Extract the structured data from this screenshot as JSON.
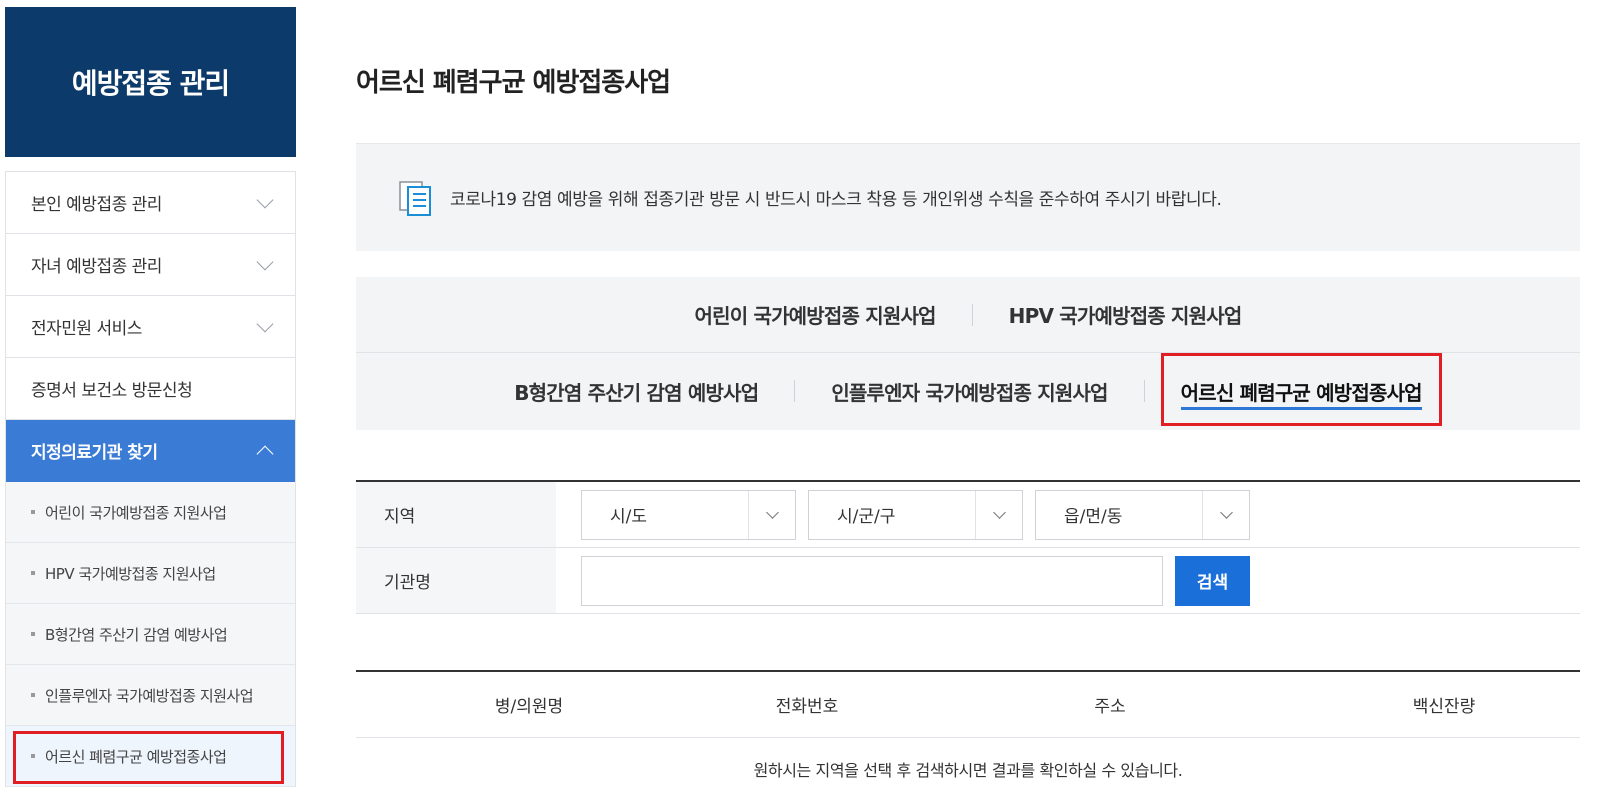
{
  "sidebar": {
    "title": "예방접종 관리",
    "items": [
      {
        "label": "본인 예방접종 관리"
      },
      {
        "label": "자녀 예방접종 관리"
      },
      {
        "label": "전자민원 서비스"
      },
      {
        "label": "증명서 보건소 방문신청"
      },
      {
        "label": "지정의료기관 찾기"
      }
    ],
    "sub_items": [
      {
        "label": "어린이 국가예방접종 지원사업"
      },
      {
        "label": "HPV 국가예방접종 지원사업"
      },
      {
        "label": "B형간염 주산기 감염 예방사업"
      },
      {
        "label": "인플루엔자 국가예방접종 지원사업"
      },
      {
        "label": "어르신 폐렴구균 예방접종사업"
      }
    ]
  },
  "main": {
    "title": "어르신 폐렴구균 예방접종사업",
    "notice": "코로나19 감염 예방을 위해 접종기관 방문 시 반드시 마스크 착용 등 개인위생 수칙을 준수하여 주시기 바랍니다.",
    "tabs_row1": [
      {
        "label": "어린이 국가예방접종 지원사업"
      },
      {
        "label": "HPV 국가예방접종 지원사업"
      }
    ],
    "tabs_row2": [
      {
        "label": "B형간염 주산기 감염 예방사업"
      },
      {
        "label": "인플루엔자 국가예방접종 지원사업"
      },
      {
        "label": "어르신 폐렴구균 예방접종사업"
      }
    ]
  },
  "search": {
    "region_label": "지역",
    "sido": "시/도",
    "sigungu": "시/군/구",
    "eupmyeondong": "읍/면/동",
    "name_label": "기관명",
    "name_value": "",
    "button": "검색"
  },
  "results": {
    "columns": [
      "병/의원명",
      "전화번호",
      "주소",
      "백신잔량"
    ],
    "empty_message": "원하시는 지역을 선택 후 검색하시면 결과를 확인하실 수 있습니다."
  }
}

● **WRITTEN INSTRUCTION**
From the material above, copy everything exactly but the pictures.

● **SOLUTION TO THE EXERCISE**
Extract the structured data from this screenshot as JSON.
{
  "sidebar": {
    "title": "예방접종 관리",
    "items": [
      {
        "label": "본인 예방접종 관리"
      },
      {
        "label": "자녀 예방접종 관리"
      },
      {
        "label": "전자민원 서비스"
      },
      {
        "label": "증명서 보건소 방문신청"
      },
      {
        "label": "지정의료기관 찾기"
      }
    ],
    "sub_items": [
      {
        "label": "어린이 국가예방접종 지원사업"
      },
      {
        "label": "HPV 국가예방접종 지원사업"
      },
      {
        "label": "B형간염 주산기 감염 예방사업"
      },
      {
        "label": "인플루엔자 국가예방접종 지원사업"
      },
      {
        "label": "어르신 폐렴구균 예방접종사업"
      }
    ]
  },
  "main": {
    "title": "어르신 폐렴구균 예방접종사업",
    "notice": "코로나19 감염 예방을 위해 접종기관 방문 시 반드시 마스크 착용 등 개인위생 수칙을 준수하여 주시기 바랍니다.",
    "tabs_row1": [
      {
        "label": "어린이 국가예방접종 지원사업"
      },
      {
        "label": "HPV 국가예방접종 지원사업"
      }
    ],
    "tabs_row2": [
      {
        "label": "B형간염 주산기 감염 예방사업"
      },
      {
        "label": "인플루엔자 국가예방접종 지원사업"
      },
      {
        "label": "어르신 폐렴구균 예방접종사업"
      }
    ]
  },
  "search": {
    "region_label": "지역",
    "sido": "시/도",
    "sigungu": "시/군/구",
    "eupmyeondong": "읍/면/동",
    "name_label": "기관명",
    "name_value": "",
    "button": "검색"
  },
  "results": {
    "columns": [
      "병/의원명",
      "전화번호",
      "주소",
      "백신잔량"
    ],
    "empty_message": "원하시는 지역을 선택 후 검색하시면 결과를 확인하실 수 있습니다."
  }
}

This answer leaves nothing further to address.